[Dataset rows]
'''

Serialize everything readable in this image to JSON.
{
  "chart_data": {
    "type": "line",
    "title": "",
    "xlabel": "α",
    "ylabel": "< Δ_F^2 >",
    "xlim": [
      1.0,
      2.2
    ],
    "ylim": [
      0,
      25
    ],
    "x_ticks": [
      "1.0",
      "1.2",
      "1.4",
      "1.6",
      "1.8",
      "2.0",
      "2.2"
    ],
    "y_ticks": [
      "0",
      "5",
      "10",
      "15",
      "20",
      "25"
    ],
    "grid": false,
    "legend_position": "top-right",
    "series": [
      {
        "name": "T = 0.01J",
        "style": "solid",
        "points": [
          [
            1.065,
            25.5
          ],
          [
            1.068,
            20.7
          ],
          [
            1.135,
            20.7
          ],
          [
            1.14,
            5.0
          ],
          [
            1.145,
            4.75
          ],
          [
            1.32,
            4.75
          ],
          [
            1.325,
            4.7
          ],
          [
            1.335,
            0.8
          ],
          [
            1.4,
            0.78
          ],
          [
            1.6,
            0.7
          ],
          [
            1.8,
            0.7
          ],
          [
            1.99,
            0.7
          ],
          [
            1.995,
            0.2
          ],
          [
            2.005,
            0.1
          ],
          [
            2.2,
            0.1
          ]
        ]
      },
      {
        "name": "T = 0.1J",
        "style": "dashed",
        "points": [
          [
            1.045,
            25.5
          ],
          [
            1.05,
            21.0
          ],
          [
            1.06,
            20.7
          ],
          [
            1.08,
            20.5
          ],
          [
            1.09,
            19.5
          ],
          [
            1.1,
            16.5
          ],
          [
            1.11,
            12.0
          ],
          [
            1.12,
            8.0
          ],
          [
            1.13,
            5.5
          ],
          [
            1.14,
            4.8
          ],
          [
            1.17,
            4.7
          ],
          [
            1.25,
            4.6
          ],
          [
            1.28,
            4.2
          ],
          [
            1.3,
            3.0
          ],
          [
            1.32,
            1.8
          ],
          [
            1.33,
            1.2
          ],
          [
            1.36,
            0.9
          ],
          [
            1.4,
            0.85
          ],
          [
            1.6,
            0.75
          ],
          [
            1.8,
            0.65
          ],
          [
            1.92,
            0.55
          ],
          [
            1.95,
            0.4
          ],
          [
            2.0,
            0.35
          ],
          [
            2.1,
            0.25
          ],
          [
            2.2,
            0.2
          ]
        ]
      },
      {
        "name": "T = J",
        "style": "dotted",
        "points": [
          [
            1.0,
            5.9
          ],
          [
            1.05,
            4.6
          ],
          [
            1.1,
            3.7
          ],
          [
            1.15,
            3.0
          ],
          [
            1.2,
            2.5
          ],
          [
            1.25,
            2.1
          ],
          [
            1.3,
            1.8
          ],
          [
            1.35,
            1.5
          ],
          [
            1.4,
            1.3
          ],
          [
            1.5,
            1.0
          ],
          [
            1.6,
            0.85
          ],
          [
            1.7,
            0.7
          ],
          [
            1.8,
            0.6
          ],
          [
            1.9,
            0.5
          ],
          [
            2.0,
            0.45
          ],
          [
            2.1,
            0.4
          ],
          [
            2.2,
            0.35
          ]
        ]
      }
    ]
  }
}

'''

_YOUR INSTRUCTIONS_
Write the entire listing out again, word for word.

_TASK OUTPUT_
Serialize everything readable in this image to JSON.
{
  "chart_data": {
    "type": "line",
    "title": "",
    "xlabel": "α",
    "ylabel": "< Δ_F^2 >",
    "xlim": [
      1.0,
      2.2
    ],
    "ylim": [
      0,
      25
    ],
    "x_ticks": [
      "1.0",
      "1.2",
      "1.4",
      "1.6",
      "1.8",
      "2.0",
      "2.2"
    ],
    "y_ticks": [
      "0",
      "5",
      "10",
      "15",
      "20",
      "25"
    ],
    "grid": false,
    "legend_position": "top-right",
    "series": [
      {
        "name": "T = 0.01J",
        "style": "solid",
        "points": [
          [
            1.065,
            25.5
          ],
          [
            1.068,
            20.7
          ],
          [
            1.135,
            20.7
          ],
          [
            1.14,
            5.0
          ],
          [
            1.145,
            4.75
          ],
          [
            1.32,
            4.75
          ],
          [
            1.325,
            4.7
          ],
          [
            1.335,
            0.8
          ],
          [
            1.4,
            0.78
          ],
          [
            1.6,
            0.7
          ],
          [
            1.8,
            0.7
          ],
          [
            1.99,
            0.7
          ],
          [
            1.995,
            0.2
          ],
          [
            2.005,
            0.1
          ],
          [
            2.2,
            0.1
          ]
        ]
      },
      {
        "name": "T = 0.1J",
        "style": "dashed",
        "points": [
          [
            1.045,
            25.5
          ],
          [
            1.05,
            21.0
          ],
          [
            1.06,
            20.7
          ],
          [
            1.08,
            20.5
          ],
          [
            1.09,
            19.5
          ],
          [
            1.1,
            16.5
          ],
          [
            1.11,
            12.0
          ],
          [
            1.12,
            8.0
          ],
          [
            1.13,
            5.5
          ],
          [
            1.14,
            4.8
          ],
          [
            1.17,
            4.7
          ],
          [
            1.25,
            4.6
          ],
          [
            1.28,
            4.2
          ],
          [
            1.3,
            3.0
          ],
          [
            1.32,
            1.8
          ],
          [
            1.33,
            1.2
          ],
          [
            1.36,
            0.9
          ],
          [
            1.4,
            0.85
          ],
          [
            1.6,
            0.75
          ],
          [
            1.8,
            0.65
          ],
          [
            1.92,
            0.55
          ],
          [
            1.95,
            0.4
          ],
          [
            2.0,
            0.35
          ],
          [
            2.1,
            0.25
          ],
          [
            2.2,
            0.2
          ]
        ]
      },
      {
        "name": "T = J",
        "style": "dotted",
        "points": [
          [
            1.0,
            5.9
          ],
          [
            1.05,
            4.6
          ],
          [
            1.1,
            3.7
          ],
          [
            1.15,
            3.0
          ],
          [
            1.2,
            2.5
          ],
          [
            1.25,
            2.1
          ],
          [
            1.3,
            1.8
          ],
          [
            1.35,
            1.5
          ],
          [
            1.4,
            1.3
          ],
          [
            1.5,
            1.0
          ],
          [
            1.6,
            0.85
          ],
          [
            1.7,
            0.7
          ],
          [
            1.8,
            0.6
          ],
          [
            1.9,
            0.5
          ],
          [
            2.0,
            0.45
          ],
          [
            2.1,
            0.4
          ],
          [
            2.2,
            0.35
          ]
        ]
      }
    ]
  }
}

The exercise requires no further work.